RECORDS PROVIDED:
start
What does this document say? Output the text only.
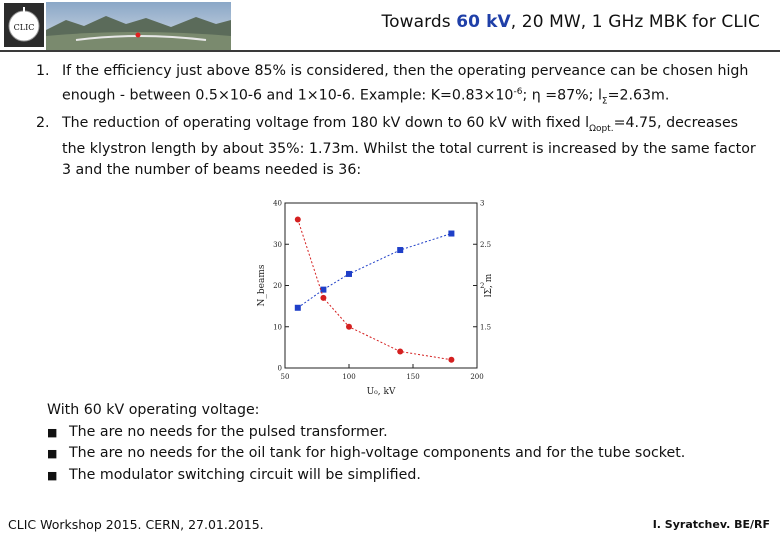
CLIC	Towards 60 kV, 20 MW, 1 GHz MBK for CLIC
1. If the efficiency just above 85% is considered, then the operating perveance can be chosen high enough - between 0.5×10-6 and 1×10-6. Example: $K=0.83\times 10^{-6}$; η =87%; $l_\Sigma=2.63m$.
2. The reduction of operating voltage from 180 kV down to 60 kV with fixed $l_{\Omega opt.}=4.75$, decreases the klystron length by about 35%: 1.73m. Whilst the total current is increased by the same factor 3 and the number of beams needed is 36:
50	100	150	200
0
10
20
30
40
1.5
2
2.5
3
U₀, kV
N_beams	lΣ, m
With 60 kV operating voltage:
■ The are no needs for the pulsed transformer.
■ The are no needs for the oil tank for high-voltage components and for the tube socket.
■ The modulator switching circuit will be simplified.
CLIC Workshop 2015. CERN, 27.01.2015.	I. Syratchev. BE/RF
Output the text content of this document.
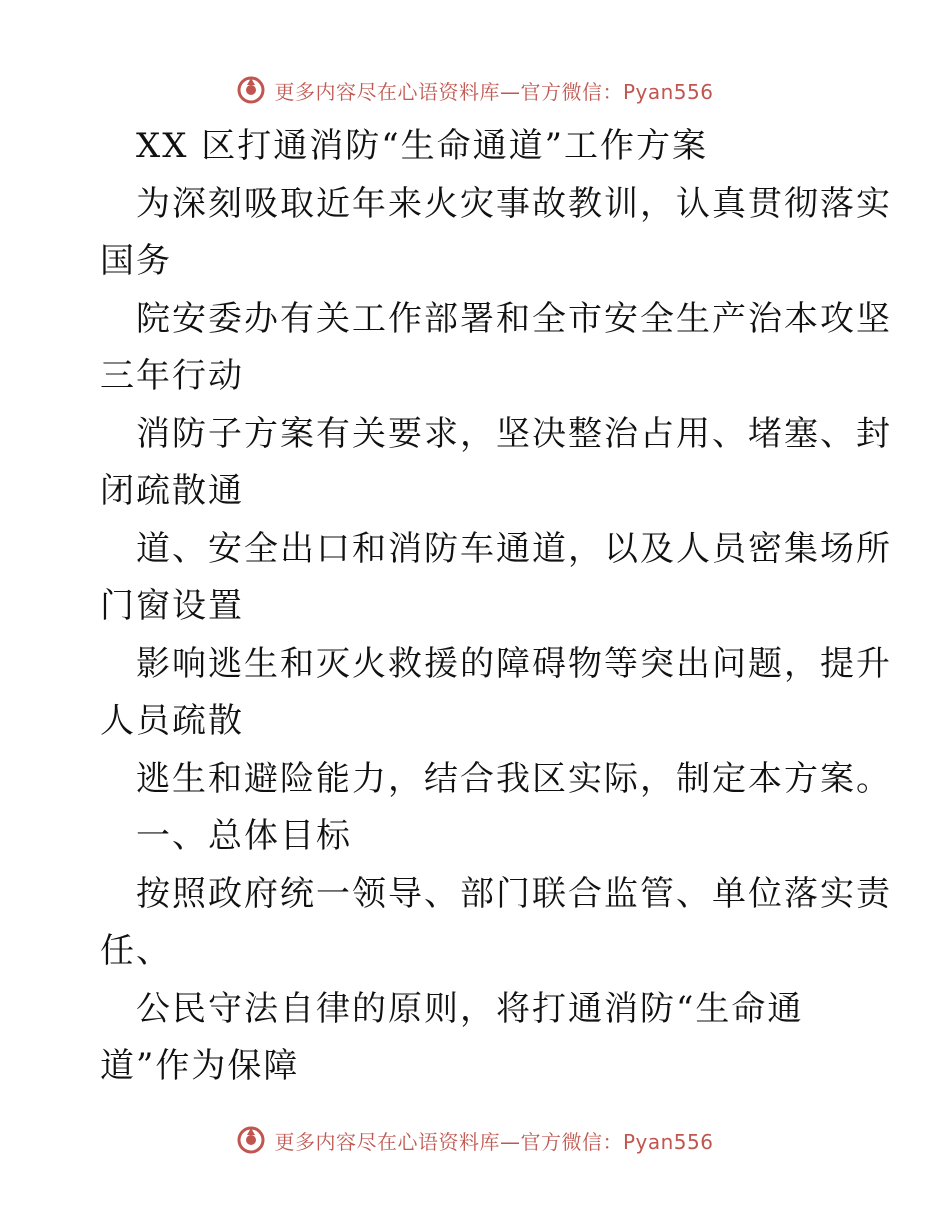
更多内容尽在心语资料库—官方微信：Pyan556
XX 区打通消防“生命通道”工作方案
为深刻吸取近年来火灾事故教训，认真贯彻落实
国务
院安委办有关工作部署和全市安全生产治本攻坚
三年行动
消防子方案有关要求，坚决整治占用、堵塞、封
闭疏散通
道、安全出口和消防车通道，以及人员密集场所
门窗设置
影响逃生和灭火救援的障碍物等突出问题，提升
人员疏散
逃生和避险能力，结合我区实际，制定本方案。
一、总体目标
按照政府统一领导、部门联合监管、单位落实责
任、
公民守法自律的原则，将打通消防“生命通
道”作为保障
更多内容尽在心语资料库—官方微信：Pyan556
end
OBJECTIVE: Copy all the lines of data exactly as they appear, dropping any images.

THE COMPLETED TASK:
What does this document say? Output the text only.
CLIC	Towards 60 kV, 20 MW, 1 GHz MBK for CLIC
1. If the efficiency just above 85% is considered, then the operating perveance can be chosen high enough - between 0.5×10-6 and 1×10-6. Example: $K=0.83\times 10^{-6}$; η =87%; $l_\Sigma=2.63m$.
2. The reduction of operating voltage from 180 kV down to 60 kV with fixed $l_{\Omega opt.}=4.75$, decreases the klystron length by about 35%: 1.73m. Whilst the total current is increased by the same factor 3 and the number of beams needed is 36:
50	100	150	200
0
10
20
30
40
1.5
2
2.5
3
U₀, kV
N_beams	lΣ, m
With 60 kV operating voltage:
■ The are no needs for the pulsed transformer.
■ The are no needs for the oil tank for high-voltage components and for the tube socket.
■ The modulator switching circuit will be simplified.
CLIC Workshop 2015. CERN, 27.01.2015.	I. Syratchev. BE/RF
Output the text content of this document.
更多内容尽在心语资料库—官方微信：Pyan556
XX 区打通消防“生命通道”工作方案
为深刻吸取近年来火灾事故教训，认真贯彻落实
国务
院安委办有关工作部署和全市安全生产治本攻坚
三年行动
消防子方案有关要求，坚决整治占用、堵塞、封
闭疏散通
道、安全出口和消防车通道，以及人员密集场所
门窗设置
影响逃生和灭火救援的障碍物等突出问题，提升
人员疏散
逃生和避险能力，结合我区实际，制定本方案。
一、总体目标
按照政府统一领导、部门联合监管、单位落实责
任、
公民守法自律的原则，将打通消防“生命通
道”作为保障
更多内容尽在心语资料库—官方微信：Pyan556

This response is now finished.